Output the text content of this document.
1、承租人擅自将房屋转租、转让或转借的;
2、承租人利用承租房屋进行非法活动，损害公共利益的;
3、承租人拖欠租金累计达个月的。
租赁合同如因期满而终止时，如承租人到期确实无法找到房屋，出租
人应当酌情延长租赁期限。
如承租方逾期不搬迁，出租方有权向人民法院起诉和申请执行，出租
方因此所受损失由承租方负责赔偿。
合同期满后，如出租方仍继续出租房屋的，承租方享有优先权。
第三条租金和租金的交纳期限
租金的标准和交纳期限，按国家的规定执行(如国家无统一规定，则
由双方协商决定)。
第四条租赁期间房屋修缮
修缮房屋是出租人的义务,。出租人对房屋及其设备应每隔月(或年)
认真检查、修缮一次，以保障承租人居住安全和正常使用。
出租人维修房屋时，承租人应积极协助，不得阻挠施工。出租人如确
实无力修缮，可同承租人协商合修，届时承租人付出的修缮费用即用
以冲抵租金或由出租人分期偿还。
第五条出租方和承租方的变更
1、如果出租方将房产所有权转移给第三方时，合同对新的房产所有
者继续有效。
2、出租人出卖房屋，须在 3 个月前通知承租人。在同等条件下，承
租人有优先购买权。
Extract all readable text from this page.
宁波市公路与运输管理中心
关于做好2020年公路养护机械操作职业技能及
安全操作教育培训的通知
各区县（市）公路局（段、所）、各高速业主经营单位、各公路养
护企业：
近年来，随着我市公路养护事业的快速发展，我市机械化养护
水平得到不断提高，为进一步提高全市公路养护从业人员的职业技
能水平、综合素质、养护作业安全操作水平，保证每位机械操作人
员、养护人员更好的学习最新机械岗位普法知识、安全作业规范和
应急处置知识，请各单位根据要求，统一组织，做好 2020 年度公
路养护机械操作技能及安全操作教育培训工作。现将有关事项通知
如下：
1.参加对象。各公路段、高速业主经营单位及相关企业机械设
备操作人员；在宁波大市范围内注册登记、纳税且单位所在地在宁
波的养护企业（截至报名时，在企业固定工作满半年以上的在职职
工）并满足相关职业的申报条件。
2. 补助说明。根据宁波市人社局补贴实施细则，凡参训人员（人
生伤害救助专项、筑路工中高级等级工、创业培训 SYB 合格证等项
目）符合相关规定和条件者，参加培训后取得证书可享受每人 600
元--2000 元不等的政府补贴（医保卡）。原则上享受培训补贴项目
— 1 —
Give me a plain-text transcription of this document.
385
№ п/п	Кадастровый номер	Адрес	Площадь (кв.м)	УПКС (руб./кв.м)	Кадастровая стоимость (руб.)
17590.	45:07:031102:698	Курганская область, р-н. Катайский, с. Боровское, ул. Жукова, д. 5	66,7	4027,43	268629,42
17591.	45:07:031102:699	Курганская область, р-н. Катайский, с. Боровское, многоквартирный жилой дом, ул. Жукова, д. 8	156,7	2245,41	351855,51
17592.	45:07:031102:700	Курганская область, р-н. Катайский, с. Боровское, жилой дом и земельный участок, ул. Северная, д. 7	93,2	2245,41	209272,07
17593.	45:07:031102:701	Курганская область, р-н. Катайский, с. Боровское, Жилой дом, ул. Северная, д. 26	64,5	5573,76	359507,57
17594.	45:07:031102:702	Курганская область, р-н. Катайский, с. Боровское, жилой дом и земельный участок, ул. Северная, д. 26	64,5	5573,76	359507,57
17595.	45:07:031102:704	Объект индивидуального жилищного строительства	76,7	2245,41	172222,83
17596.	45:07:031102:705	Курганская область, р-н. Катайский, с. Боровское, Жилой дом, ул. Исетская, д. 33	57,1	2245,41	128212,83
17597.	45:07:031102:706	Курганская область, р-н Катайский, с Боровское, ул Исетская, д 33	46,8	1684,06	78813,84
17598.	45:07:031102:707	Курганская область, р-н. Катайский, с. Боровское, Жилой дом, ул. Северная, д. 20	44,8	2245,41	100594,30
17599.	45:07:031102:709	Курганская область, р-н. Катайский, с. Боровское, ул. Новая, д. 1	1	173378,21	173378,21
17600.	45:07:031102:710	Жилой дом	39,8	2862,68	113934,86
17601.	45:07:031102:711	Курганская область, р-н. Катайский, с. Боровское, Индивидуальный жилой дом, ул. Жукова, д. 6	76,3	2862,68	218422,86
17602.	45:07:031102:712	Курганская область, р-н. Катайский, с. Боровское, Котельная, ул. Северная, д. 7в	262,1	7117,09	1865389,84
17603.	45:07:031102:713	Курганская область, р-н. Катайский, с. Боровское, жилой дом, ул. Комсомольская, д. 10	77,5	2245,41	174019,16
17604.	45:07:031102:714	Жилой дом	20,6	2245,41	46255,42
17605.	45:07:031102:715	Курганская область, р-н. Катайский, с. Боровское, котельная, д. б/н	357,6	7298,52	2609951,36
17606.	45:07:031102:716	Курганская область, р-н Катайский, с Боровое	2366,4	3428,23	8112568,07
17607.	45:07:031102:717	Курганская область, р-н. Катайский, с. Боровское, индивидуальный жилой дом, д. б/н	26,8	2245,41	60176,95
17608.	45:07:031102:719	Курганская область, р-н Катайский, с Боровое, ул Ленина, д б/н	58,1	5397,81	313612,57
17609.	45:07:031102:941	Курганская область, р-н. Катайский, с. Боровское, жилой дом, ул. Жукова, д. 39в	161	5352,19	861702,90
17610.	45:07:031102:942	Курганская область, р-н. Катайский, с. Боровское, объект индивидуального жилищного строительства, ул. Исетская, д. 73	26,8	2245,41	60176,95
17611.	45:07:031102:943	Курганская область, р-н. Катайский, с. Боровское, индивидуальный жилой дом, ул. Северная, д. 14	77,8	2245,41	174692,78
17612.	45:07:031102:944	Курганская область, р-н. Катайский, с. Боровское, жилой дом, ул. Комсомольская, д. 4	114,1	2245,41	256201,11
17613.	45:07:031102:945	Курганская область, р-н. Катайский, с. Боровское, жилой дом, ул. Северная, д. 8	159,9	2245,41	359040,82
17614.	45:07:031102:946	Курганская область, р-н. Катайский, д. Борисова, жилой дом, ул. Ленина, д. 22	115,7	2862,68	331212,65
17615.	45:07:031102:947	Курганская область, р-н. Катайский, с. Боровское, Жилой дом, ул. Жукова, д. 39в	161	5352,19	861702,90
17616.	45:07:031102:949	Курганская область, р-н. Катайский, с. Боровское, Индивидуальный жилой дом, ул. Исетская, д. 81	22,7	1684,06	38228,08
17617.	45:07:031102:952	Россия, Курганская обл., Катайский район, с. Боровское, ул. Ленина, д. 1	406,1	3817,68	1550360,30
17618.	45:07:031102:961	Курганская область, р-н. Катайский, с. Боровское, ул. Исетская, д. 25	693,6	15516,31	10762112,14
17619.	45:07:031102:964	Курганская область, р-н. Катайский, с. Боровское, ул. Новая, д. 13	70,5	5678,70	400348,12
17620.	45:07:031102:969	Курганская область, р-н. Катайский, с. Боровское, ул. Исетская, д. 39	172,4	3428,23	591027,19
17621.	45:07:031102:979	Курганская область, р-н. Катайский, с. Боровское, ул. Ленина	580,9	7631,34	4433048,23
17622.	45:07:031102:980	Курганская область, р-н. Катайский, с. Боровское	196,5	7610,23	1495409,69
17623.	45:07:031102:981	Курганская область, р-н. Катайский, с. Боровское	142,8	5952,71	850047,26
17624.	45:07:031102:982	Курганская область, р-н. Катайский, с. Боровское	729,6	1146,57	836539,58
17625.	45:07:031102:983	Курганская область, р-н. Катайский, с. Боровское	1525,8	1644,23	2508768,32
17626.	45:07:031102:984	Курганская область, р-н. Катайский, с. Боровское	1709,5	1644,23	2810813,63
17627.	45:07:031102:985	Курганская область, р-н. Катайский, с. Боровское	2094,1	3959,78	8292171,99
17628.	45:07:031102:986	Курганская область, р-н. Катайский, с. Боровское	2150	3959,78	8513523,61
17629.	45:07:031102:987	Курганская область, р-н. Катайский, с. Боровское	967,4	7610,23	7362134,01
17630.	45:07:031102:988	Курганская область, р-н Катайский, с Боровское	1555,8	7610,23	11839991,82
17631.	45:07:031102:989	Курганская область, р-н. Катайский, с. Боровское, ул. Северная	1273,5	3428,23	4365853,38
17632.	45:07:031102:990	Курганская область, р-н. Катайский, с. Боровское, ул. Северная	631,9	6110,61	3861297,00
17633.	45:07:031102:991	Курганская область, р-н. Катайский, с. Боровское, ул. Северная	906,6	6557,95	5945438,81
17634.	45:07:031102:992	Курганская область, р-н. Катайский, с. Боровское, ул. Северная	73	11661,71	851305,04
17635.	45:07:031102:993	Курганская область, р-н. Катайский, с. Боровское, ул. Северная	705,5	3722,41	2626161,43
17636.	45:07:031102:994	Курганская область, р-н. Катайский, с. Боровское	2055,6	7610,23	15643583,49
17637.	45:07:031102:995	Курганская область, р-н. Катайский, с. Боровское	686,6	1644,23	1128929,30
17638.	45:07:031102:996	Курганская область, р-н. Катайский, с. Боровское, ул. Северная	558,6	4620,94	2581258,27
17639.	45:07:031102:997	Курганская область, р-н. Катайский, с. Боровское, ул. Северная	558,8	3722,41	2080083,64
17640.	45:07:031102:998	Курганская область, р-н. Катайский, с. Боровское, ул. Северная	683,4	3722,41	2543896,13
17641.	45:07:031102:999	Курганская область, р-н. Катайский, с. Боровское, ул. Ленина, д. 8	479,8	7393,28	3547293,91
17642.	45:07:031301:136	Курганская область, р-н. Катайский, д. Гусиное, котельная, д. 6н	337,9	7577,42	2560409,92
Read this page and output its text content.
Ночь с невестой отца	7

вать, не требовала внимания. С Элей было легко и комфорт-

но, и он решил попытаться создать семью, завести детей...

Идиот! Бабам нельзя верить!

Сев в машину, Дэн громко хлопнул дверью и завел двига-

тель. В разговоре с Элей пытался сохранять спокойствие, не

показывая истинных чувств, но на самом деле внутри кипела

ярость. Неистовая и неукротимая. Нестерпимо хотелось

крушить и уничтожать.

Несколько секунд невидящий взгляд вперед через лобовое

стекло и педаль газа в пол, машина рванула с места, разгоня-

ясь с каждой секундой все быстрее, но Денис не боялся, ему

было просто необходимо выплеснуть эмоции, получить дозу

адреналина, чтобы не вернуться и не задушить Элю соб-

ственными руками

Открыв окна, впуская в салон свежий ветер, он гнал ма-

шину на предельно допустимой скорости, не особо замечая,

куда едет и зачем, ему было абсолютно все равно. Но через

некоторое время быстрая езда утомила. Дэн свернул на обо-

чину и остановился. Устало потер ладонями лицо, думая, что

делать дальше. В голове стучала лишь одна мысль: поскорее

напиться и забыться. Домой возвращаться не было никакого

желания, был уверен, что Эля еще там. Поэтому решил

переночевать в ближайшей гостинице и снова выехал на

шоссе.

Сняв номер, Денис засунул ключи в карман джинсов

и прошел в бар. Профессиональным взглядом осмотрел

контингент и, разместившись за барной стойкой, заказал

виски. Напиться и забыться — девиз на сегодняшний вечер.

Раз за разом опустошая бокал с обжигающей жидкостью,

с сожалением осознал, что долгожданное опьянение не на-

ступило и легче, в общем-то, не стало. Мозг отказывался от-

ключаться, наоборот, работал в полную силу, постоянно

-------

**Stated goal**
Copy every line of the listing that contains the word "индивидуального".

**Response**
17595.	45:07:031102:704	Объект индивидуального жилищного строительства	76,7	2245,41	172222,83
17610.	45:07:031102:942	Курганская область, р-н. Катайский, с. Боровское, объект индивидуального жилищного строительства, ул. Исетская, д. 73	26,8	2245,41	60176,95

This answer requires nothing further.